◆ Work required ◆
The complete listing should be restated exactly.

◆ Records shown ◆
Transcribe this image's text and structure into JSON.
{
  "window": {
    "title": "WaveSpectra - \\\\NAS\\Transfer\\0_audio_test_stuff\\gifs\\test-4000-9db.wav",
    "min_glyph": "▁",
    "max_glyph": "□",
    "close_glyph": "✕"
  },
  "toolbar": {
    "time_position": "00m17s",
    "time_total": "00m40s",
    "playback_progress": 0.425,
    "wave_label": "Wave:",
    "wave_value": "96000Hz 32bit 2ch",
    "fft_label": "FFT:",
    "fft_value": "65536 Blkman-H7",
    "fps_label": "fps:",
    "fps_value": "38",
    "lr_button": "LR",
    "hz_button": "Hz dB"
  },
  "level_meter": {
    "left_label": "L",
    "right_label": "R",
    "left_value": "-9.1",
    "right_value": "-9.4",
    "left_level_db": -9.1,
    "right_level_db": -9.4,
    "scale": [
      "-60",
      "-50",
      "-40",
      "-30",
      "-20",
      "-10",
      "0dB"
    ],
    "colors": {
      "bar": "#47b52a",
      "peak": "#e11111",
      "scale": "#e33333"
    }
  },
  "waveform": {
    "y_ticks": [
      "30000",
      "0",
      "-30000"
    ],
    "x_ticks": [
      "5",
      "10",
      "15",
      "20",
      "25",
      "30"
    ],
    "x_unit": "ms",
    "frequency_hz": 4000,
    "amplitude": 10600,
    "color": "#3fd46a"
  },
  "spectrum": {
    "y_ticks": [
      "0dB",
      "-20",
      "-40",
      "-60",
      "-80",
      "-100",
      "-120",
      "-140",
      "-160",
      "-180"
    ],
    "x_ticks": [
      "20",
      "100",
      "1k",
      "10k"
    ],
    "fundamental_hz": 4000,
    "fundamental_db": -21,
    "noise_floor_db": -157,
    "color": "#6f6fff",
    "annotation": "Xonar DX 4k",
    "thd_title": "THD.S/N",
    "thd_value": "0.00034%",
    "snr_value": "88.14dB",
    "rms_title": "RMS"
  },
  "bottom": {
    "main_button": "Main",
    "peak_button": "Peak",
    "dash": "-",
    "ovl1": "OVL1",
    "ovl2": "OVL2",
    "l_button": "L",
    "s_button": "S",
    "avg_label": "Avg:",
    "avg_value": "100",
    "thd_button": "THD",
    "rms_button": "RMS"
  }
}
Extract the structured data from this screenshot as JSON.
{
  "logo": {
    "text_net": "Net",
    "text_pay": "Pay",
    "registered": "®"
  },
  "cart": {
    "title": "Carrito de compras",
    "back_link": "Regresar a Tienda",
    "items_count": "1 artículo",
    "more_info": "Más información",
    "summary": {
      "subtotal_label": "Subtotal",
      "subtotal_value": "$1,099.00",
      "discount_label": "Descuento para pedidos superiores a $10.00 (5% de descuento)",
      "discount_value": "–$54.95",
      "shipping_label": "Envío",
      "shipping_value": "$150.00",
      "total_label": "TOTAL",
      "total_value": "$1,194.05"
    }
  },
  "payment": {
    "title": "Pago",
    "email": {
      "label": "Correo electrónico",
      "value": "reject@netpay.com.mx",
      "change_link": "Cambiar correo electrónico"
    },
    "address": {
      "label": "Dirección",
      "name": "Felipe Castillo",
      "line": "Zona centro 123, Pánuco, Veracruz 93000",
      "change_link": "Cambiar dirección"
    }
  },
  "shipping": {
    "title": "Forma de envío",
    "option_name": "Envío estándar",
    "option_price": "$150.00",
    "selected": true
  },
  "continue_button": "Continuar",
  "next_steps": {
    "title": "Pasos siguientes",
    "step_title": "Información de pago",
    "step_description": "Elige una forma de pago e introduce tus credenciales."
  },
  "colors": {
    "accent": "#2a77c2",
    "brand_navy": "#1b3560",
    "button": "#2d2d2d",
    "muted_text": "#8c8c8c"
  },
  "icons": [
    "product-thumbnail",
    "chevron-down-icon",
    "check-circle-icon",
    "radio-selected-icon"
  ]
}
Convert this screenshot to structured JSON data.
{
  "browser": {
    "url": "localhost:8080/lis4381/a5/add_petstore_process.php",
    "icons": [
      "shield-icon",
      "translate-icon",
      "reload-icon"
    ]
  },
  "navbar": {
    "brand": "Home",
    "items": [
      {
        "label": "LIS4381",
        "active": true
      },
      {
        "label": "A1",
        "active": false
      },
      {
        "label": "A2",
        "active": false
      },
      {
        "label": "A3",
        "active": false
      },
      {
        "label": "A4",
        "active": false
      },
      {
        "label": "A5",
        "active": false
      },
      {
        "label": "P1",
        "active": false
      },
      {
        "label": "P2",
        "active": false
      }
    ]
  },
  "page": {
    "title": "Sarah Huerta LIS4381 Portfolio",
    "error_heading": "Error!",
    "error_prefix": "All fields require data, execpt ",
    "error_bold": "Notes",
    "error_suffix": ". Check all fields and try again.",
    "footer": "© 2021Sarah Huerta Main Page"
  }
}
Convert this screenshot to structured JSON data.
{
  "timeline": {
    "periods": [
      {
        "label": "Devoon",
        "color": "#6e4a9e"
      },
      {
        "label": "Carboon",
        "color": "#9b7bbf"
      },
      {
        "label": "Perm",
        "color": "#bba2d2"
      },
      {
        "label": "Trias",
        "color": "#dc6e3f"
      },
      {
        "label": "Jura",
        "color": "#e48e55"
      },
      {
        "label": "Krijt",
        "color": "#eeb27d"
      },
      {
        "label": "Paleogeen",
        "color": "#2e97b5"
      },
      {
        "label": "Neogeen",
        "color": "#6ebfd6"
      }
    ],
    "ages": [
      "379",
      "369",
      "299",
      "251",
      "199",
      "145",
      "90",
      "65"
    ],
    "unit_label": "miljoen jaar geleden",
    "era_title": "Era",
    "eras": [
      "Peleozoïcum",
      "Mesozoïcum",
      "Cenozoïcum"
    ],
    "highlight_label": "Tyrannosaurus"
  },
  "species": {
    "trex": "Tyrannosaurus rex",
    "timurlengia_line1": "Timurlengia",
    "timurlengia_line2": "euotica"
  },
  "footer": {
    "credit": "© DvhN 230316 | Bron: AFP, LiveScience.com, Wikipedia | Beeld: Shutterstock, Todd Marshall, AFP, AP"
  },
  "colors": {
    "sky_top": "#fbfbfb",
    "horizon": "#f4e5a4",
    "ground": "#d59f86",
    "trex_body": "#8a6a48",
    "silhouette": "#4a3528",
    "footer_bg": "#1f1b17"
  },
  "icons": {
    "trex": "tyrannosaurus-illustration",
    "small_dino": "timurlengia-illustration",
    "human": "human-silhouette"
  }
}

◆ Answer for the task ◆
Transcribe this image's text and structure into JSON.
{
  "window": {
    "title": "WaveSpectra - \\\\NAS\\Transfer\\0_audio_test_stuff\\gifs\\test-4000-9db.wav",
    "min_glyph": "▁",
    "max_glyph": "□",
    "close_glyph": "✕"
  },
  "toolbar": {
    "time_position": "00m17s",
    "time_total": "00m40s",
    "playback_progress": 0.425,
    "wave_label": "Wave:",
    "wave_value": "96000Hz 32bit 2ch",
    "fft_label": "FFT:",
    "fft_value": "65536 Blkman-H7",
    "fps_label": "fps:",
    "fps_value": "38",
    "lr_button": "LR",
    "hz_button": "Hz dB"
  },
  "level_meter": {
    "left_label": "L",
    "right_label": "R",
    "left_value": "-9.1",
    "right_value": "-9.4",
    "left_level_db": -9.1,
    "right_level_db": -9.4,
    "scale": [
      "-60",
      "-50",
      "-40",
      "-30",
      "-20",
      "-10",
      "0dB"
    ],
    "colors": {
      "bar": "#47b52a",
      "peak": "#e11111",
      "scale": "#e33333"
    }
  },
  "waveform": {
    "y_ticks": [
      "30000",
      "0",
      "-30000"
    ],
    "x_ticks": [
      "5",
      "10",
      "15",
      "20",
      "25",
      "30"
    ],
    "x_unit": "ms",
    "frequency_hz": 4000,
    "amplitude": 10600,
    "color": "#3fd46a"
  },
  "spectrum": {
    "y_ticks": [
      "0dB",
      "-20",
      "-40",
      "-60",
      "-80",
      "-100",
      "-120",
      "-140",
      "-160",
      "-180"
    ],
    "x_ticks": [
      "20",
      "100",
      "1k",
      "10k"
    ],
    "fundamental_hz": 4000,
    "fundamental_db": -21,
    "noise_floor_db": -157,
    "color": "#6f6fff",
    "annotation": "Xonar DX 4k",
    "thd_title": "THD.S/N",
    "thd_value": "0.00034%",
    "snr_value": "88.14dB",
    "rms_title": "RMS"
  },
  "bottom": {
    "main_button": "Main",
    "peak_button": "Peak",
    "dash": "-",
    "ovl1": "OVL1",
    "ovl2": "OVL2",
    "l_button": "L",
    "s_button": "S",
    "avg_label": "Avg:",
    "avg_value": "100",
    "thd_button": "THD",
    "rms_button": "RMS"
  }
}
Extract the structured data from this screenshot as JSON.
{
  "logo": {
    "text_net": "Net",
    "text_pay": "Pay",
    "registered": "®"
  },
  "cart": {
    "title": "Carrito de compras",
    "back_link": "Regresar a Tienda",
    "items_count": "1 artículo",
    "more_info": "Más información",
    "summary": {
      "subtotal_label": "Subtotal",
      "subtotal_value": "$1,099.00",
      "discount_label": "Descuento para pedidos superiores a $10.00 (5% de descuento)",
      "discount_value": "–$54.95",
      "shipping_label": "Envío",
      "shipping_value": "$150.00",
      "total_label": "TOTAL",
      "total_value": "$1,194.05"
    }
  },
  "payment": {
    "title": "Pago",
    "email": {
      "label": "Correo electrónico",
      "value": "reject@netpay.com.mx",
      "change_link": "Cambiar correo electrónico"
    },
    "address": {
      "label": "Dirección",
      "name": "Felipe Castillo",
      "line": "Zona centro 123, Pánuco, Veracruz 93000",
      "change_link": "Cambiar dirección"
    }
  },
  "shipping": {
    "title": "Forma de envío",
    "option_name": "Envío estándar",
    "option_price": "$150.00",
    "selected": true
  },
  "continue_button": "Continuar",
  "next_steps": {
    "title": "Pasos siguientes",
    "step_title": "Información de pago",
    "step_description": "Elige una forma de pago e introduce tus credenciales."
  },
  "colors": {
    "accent": "#2a77c2",
    "brand_navy": "#1b3560",
    "button": "#2d2d2d",
    "muted_text": "#8c8c8c"
  },
  "icons": [
    "product-thumbnail",
    "chevron-down-icon",
    "check-circle-icon",
    "radio-selected-icon"
  ]
}
Convert this screenshot to structured JSON data.
{
  "browser": {
    "url": "localhost:8080/lis4381/a5/add_petstore_process.php",
    "icons": [
      "shield-icon",
      "translate-icon",
      "reload-icon"
    ]
  },
  "navbar": {
    "brand": "Home",
    "items": [
      {
        "label": "LIS4381",
        "active": true
      },
      {
        "label": "A1",
        "active": false
      },
      {
        "label": "A2",
        "active": false
      },
      {
        "label": "A3",
        "active": false
      },
      {
        "label": "A4",
        "active": false
      },
      {
        "label": "A5",
        "active": false
      },
      {
        "label": "P1",
        "active": false
      },
      {
        "label": "P2",
        "active": false
      }
    ]
  },
  "page": {
    "title": "Sarah Huerta LIS4381 Portfolio",
    "error_heading": "Error!",
    "error_prefix": "All fields require data, execpt ",
    "error_bold": "Notes",
    "error_suffix": ". Check all fields and try again.",
    "footer": "© 2021Sarah Huerta Main Page"
  }
}
Convert this screenshot to structured JSON data.
{
  "timeline": {
    "periods": [
      {
        "label": "Devoon",
        "color": "#6e4a9e"
      },
      {
        "label": "Carboon",
        "color": "#9b7bbf"
      },
      {
        "label": "Perm",
        "color": "#bba2d2"
      },
      {
        "label": "Trias",
        "color": "#dc6e3f"
      },
      {
        "label": "Jura",
        "color": "#e48e55"
      },
      {
        "label": "Krijt",
        "color": "#eeb27d"
      },
      {
        "label": "Paleogeen",
        "color": "#2e97b5"
      },
      {
        "label": "Neogeen",
        "color": "#6ebfd6"
      }
    ],
    "ages": [
      "379",
      "369",
      "299",
      "251",
      "199",
      "145",
      "90",
      "65"
    ],
    "unit_label": "miljoen jaar geleden",
    "era_title": "Era",
    "eras": [
      "Peleozoïcum",
      "Mesozoïcum",
      "Cenozoïcum"
    ],
    "highlight_label": "Tyrannosaurus"
  },
  "species": {
    "trex": "Tyrannosaurus rex",
    "timurlengia_line1": "Timurlengia",
    "timurlengia_line2": "euotica"
  },
  "footer": {
    "credit": "© DvhN 230316 | Bron: AFP, LiveScience.com, Wikipedia | Beeld: Shutterstock, Todd Marshall, AFP, AP"
  },
  "colors": {
    "sky_top": "#fbfbfb",
    "horizon": "#f4e5a4",
    "ground": "#d59f86",
    "trex_body": "#8a6a48",
    "silhouette": "#4a3528",
    "footer_bg": "#1f1b17"
  },
  "icons": {
    "trex": "tyrannosaurus-illustration",
    "small_dino": "timurlengia-illustration",
    "human": "human-silhouette"
  }
}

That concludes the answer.